- [Requirements]
Find the string "source" and gather every line that holds it.

::: Record set :::

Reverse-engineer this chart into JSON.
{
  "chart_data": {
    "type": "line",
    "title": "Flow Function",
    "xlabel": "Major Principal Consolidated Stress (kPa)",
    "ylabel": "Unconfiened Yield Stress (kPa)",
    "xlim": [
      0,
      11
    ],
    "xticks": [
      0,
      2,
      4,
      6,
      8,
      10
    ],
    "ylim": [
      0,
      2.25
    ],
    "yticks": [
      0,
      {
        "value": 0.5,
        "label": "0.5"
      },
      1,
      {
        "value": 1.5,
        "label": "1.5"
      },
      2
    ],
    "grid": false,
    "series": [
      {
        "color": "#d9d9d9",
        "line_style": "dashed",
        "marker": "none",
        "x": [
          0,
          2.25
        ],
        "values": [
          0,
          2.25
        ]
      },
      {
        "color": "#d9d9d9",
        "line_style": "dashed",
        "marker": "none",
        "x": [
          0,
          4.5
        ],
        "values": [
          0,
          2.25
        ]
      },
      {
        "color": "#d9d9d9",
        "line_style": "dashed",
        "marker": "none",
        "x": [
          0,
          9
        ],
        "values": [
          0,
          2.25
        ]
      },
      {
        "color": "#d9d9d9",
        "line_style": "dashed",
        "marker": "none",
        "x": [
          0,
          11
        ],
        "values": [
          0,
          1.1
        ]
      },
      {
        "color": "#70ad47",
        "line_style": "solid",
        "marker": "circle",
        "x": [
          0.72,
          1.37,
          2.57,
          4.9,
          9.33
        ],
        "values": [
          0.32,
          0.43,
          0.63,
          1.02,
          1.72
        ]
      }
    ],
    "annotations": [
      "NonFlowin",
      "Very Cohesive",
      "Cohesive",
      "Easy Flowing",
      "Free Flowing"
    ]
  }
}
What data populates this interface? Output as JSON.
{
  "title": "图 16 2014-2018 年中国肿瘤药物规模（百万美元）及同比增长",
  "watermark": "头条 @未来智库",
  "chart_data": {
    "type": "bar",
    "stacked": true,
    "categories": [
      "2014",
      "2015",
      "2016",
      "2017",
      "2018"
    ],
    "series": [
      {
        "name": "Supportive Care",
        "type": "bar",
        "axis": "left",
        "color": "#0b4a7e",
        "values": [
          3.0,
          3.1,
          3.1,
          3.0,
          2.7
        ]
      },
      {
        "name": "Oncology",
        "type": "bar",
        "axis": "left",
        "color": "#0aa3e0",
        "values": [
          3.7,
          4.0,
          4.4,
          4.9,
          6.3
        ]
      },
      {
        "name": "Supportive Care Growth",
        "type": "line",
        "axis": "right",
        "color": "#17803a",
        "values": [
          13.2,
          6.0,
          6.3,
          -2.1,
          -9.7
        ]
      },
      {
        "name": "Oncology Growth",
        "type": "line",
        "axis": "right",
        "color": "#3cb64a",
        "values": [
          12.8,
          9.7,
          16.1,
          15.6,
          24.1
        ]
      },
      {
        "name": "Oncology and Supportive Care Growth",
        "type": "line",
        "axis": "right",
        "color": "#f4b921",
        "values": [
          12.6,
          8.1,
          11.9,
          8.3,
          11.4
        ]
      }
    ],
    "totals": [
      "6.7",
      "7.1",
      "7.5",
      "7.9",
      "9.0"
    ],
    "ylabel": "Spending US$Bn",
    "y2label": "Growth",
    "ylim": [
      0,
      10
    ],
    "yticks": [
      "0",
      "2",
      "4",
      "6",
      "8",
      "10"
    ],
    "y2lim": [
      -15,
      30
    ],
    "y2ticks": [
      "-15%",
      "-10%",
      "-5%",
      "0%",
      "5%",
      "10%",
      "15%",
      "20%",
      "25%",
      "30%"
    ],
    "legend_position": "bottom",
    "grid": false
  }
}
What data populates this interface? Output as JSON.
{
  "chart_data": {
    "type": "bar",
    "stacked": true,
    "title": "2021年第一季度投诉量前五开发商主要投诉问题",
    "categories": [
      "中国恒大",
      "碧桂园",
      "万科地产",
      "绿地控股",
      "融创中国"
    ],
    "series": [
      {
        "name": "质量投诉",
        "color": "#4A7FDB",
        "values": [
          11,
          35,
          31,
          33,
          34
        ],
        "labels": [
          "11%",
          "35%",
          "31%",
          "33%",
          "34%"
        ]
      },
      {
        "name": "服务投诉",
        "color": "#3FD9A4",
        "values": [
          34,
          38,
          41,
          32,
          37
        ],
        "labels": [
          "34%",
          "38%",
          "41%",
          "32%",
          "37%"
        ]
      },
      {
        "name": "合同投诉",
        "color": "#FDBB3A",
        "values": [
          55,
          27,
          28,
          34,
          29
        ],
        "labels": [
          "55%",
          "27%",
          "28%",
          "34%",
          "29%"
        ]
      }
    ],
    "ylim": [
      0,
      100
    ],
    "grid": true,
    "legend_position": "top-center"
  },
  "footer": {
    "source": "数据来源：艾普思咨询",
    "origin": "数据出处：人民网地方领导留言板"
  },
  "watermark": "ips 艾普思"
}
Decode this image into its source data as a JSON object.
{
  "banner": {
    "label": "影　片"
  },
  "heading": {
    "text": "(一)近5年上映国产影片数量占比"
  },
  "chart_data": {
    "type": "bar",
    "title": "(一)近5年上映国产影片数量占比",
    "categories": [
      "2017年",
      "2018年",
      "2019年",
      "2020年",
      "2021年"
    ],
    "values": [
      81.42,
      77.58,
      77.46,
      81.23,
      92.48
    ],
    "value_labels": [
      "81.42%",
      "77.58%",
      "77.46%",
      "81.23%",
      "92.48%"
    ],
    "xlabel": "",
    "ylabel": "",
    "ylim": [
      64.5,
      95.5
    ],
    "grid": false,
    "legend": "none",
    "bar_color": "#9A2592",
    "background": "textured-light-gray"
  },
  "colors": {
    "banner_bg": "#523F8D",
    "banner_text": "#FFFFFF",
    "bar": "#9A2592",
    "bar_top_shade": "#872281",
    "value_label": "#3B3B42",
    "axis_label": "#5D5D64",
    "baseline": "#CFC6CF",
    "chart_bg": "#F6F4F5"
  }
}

:::

- [Written solution]
    "source": "数据来源：艾普思咨询",
Decode this image into its source data as a JSON object.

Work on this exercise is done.